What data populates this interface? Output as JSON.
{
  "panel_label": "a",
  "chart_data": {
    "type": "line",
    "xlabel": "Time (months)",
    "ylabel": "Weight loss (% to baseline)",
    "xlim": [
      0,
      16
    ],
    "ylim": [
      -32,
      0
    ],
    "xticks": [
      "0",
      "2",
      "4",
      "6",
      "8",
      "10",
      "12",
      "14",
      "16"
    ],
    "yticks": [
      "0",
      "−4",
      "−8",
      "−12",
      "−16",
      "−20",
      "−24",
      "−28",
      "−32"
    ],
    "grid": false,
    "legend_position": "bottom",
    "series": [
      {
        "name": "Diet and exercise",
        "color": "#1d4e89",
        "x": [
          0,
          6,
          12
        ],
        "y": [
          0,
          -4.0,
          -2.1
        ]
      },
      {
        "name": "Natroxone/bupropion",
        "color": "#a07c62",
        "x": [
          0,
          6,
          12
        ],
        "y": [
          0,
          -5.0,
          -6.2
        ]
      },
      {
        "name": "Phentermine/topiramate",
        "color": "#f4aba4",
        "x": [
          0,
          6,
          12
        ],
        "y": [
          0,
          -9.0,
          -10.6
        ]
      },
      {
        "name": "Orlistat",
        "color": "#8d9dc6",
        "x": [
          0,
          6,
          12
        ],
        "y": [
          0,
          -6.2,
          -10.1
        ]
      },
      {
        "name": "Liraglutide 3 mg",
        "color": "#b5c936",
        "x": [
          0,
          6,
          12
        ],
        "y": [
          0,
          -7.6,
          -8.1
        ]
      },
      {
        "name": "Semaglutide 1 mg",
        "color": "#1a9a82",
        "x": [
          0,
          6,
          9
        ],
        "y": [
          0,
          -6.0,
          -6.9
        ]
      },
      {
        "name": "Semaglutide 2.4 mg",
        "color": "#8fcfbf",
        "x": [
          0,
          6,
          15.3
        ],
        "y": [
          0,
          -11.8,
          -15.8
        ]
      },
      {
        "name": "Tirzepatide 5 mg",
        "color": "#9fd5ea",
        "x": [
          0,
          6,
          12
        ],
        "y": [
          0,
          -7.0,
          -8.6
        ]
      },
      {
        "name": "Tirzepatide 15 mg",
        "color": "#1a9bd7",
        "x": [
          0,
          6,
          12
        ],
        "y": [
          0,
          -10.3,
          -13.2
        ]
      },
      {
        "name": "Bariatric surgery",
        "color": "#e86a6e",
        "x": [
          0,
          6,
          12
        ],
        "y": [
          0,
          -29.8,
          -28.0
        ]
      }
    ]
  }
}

Required work: Copy all lines from the material that contain "color".

Response:
        "color": "#1d4e89",
        "color": "#a07c62",
        "color": "#f4aba4",
        "color": "#8d9dc6",
        "color": "#b5c936",
        "color": "#1a9a82",
        "color": "#8fcfbf",
        "color": "#9fd5ea",
        "color": "#1a9bd7",
        "color": "#e86a6e",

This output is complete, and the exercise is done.